◆ **To be done**
Copy the listing verbatim, excluding any images found in it.

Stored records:
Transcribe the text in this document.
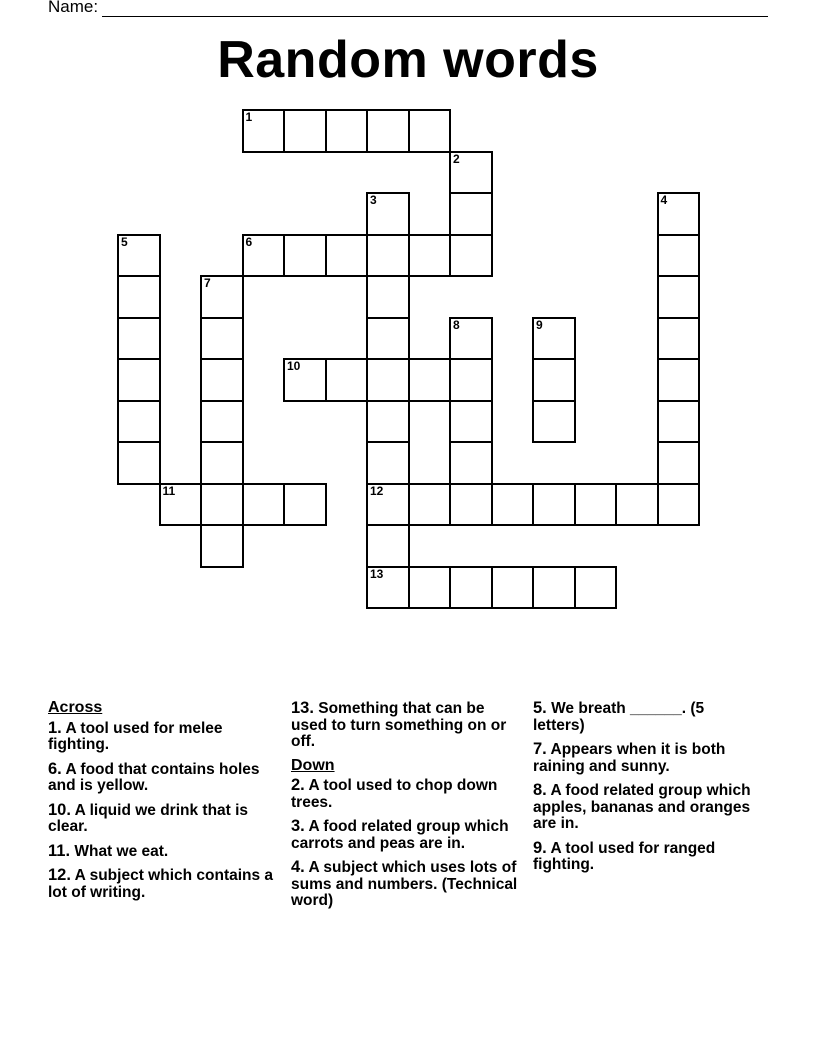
Name:
Random words
1
2
3
12
13
4
5	6
7
8	9
10
11
Across
1. A tool used for melee fighting.
6. A food that contains holes and is yellow.
10. A liquid we drink that is clear.
11. What we eat.
12. A subject which contains a lot of writing.
13. Something that can be used to turn something on or off.
Down
2. A tool used to chop down trees.
3. A food related group which carrots and peas are in.
4. A subject which uses lots of sums and numbers. (Technical word)
5. We breath ______. (5 letters)
7. Appears when it is both raining and sunny.
8. A food related group which apples, bananas and oranges are in.
9. A tool used for ranged fighting.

◆ **Full solution**
Transcribe the text in this document.
Name:
Random words
1
2
3
12
13
4
5	6
7
8	9
10
11
Across
1. A tool used for melee fighting.
6. A food that contains holes and is yellow.
10. A liquid we drink that is clear.
11. What we eat.
12. A subject which contains a lot of writing.
13. Something that can be used to turn something on or off.
Down
2. A tool used to chop down trees.
3. A food related group which carrots and peas are in.
4. A subject which uses lots of sums and numbers. (Technical word)
5. We breath ______. (5 letters)
7. Appears when it is both raining and sunny.
8. A food related group which apples, bananas and oranges are in.
9. A tool used for ranged fighting.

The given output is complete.